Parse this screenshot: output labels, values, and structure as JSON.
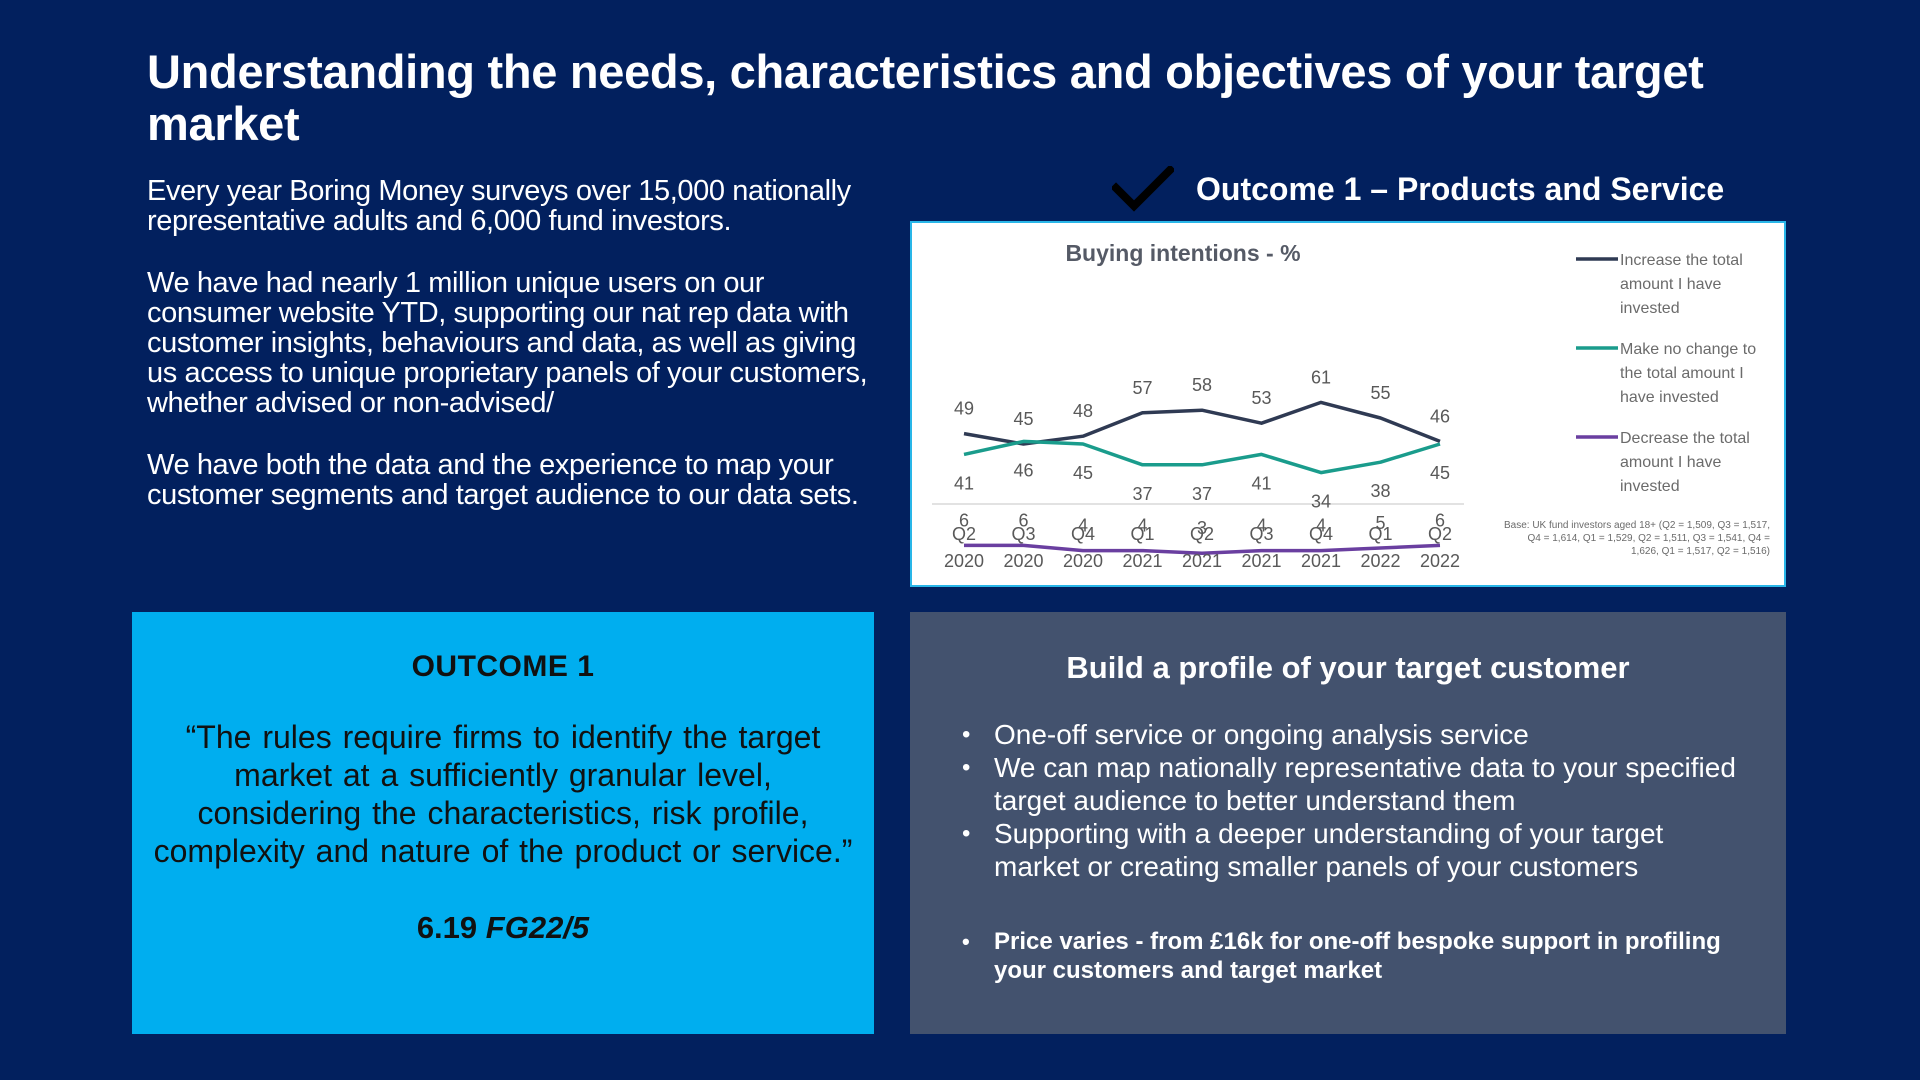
{
  "title": "Understanding the needs, characteristics and objectives of your target market",
  "intro": {
    "p1": "Every year Boring Money surveys over 15,000 nationally representative adults and 6,000 fund investors.",
    "p2": "We have had nearly 1 million unique users on our consumer website YTD, supporting our nat rep data with customer insights, behaviours and data, as well as giving us access to unique proprietary panels of your customers, whether advised or non-advised/",
    "p3": "We have both the data and the experience to map your customer segments and target audience to our data sets."
  },
  "outcome_header": {
    "icon": "checkmark-icon",
    "label": "Outcome 1 – Products and Service"
  },
  "chart_data": {
    "type": "line",
    "title": "Buying intentions - %",
    "categories": [
      "Q2 2020",
      "Q3 2020",
      "Q4 2020",
      "Q1 2021",
      "Q2 2021",
      "Q3 2021",
      "Q4 2021",
      "Q1 2022",
      "Q2 2022"
    ],
    "category_lines": [
      [
        "Q2",
        "2020"
      ],
      [
        "Q3",
        "2020"
      ],
      [
        "Q4",
        "2020"
      ],
      [
        "Q1",
        "2021"
      ],
      [
        "Q2",
        "2021"
      ],
      [
        "Q3",
        "2021"
      ],
      [
        "Q4",
        "2021"
      ],
      [
        "Q1",
        "2022"
      ],
      [
        "Q2",
        "2022"
      ]
    ],
    "series": [
      {
        "name": "Increase the total amount I have invested",
        "legend_lines": [
          "Increase the total",
          "amount I have",
          "invested"
        ],
        "color": "#2f3a53",
        "values": [
          49,
          45,
          48,
          57,
          58,
          53,
          61,
          55,
          46
        ],
        "label_pos": "above"
      },
      {
        "name": "Make no change to the total amount I have invested",
        "legend_lines": [
          "Make no change to",
          "the total amount I",
          "have invested"
        ],
        "color": "#1a9c8c",
        "values": [
          41,
          46,
          45,
          37,
          37,
          41,
          34,
          38,
          45
        ],
        "label_pos": "below"
      },
      {
        "name": "Decrease the total amount I have invested",
        "legend_lines": [
          "Decrease the total",
          "amount I have",
          "invested"
        ],
        "color": "#6a3fa0",
        "values": [
          6,
          6,
          4,
          4,
          3,
          4,
          4,
          5,
          6
        ],
        "label_pos": "above"
      }
    ],
    "legend_position": "right",
    "grid": false,
    "base_note": "Base: UK fund investors aged 18+ (Q2 = 1,509, Q3 = 1,517, Q4 = 1,614, Q1 = 1,529, Q2 = 1,511, Q3 = 1,541, Q4 = 1,626, Q1 = 1,517, Q2 = 1,516)"
  },
  "outcome_box": {
    "heading": "OUTCOME 1",
    "quote": "“The rules require firms to identify the target market at a sufficiently granular level, considering the characteristics, risk profile, complexity and nature of the product or service.”",
    "ref_number": "6.19",
    "ref_doc": "FG22/5"
  },
  "profile_box": {
    "heading": "Build a profile of your target customer",
    "bullets": [
      "One-off service or ongoing analysis service",
      "We can map nationally representative data to your specified target audience to better understand them",
      "Supporting with a deeper understanding of your target market or creating smaller panels of your customers"
    ],
    "price": "Price varies - from £16k for one-off bespoke support in profiling your customers and target market"
  },
  "colors": {
    "background": "#02205e",
    "accent_blue": "#00aeef",
    "panel_grey": "#43526e",
    "chart_border": "#29b6e8"
  }
}
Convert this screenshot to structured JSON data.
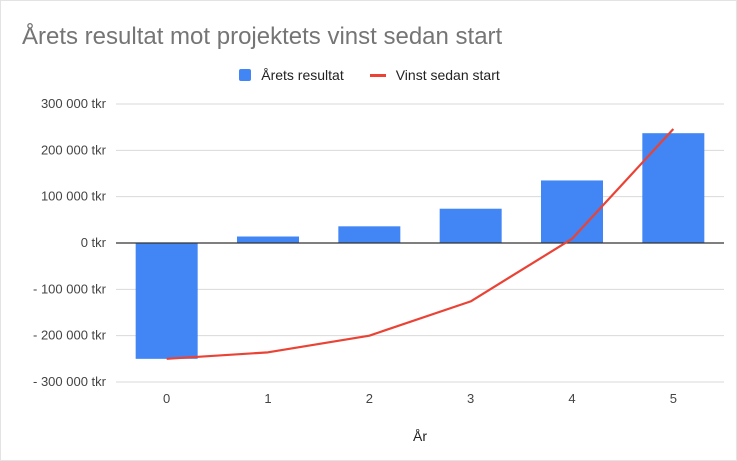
{
  "chart_data": {
    "type": "bar",
    "title": "Årets resultat mot projektets vinst sedan start",
    "xlabel": "År",
    "ylabel": "",
    "categories": [
      "0",
      "1",
      "2",
      "3",
      "4",
      "5"
    ],
    "series": [
      {
        "name": "Årets resultat",
        "kind": "bar",
        "color": "#4285f4",
        "values": [
          -250000,
          14000,
          36000,
          74000,
          135000,
          237000
        ]
      },
      {
        "name": "Vinst sedan start",
        "kind": "line",
        "color": "#ea4335",
        "values": [
          -250000,
          -236000,
          -200000,
          -126000,
          9000,
          246000
        ]
      }
    ],
    "ylim": [
      -300000,
      300000
    ],
    "yticks": [
      {
        "value": 300000,
        "label": "300 000 tkr"
      },
      {
        "value": 200000,
        "label": "200 000 tkr"
      },
      {
        "value": 100000,
        "label": "100 000 tkr"
      },
      {
        "value": 0,
        "label": "0 tkr"
      },
      {
        "value": -100000,
        "label": "- 100 000 tkr"
      },
      {
        "value": -200000,
        "label": "- 200 000 tkr"
      },
      {
        "value": -300000,
        "label": "- 300 000 tkr"
      }
    ],
    "grid": true,
    "legend_position": "top"
  }
}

**Problem details**
Note how many lines of the material contain the string "characteristics". Then report that number by itself.

**Complete answer**
2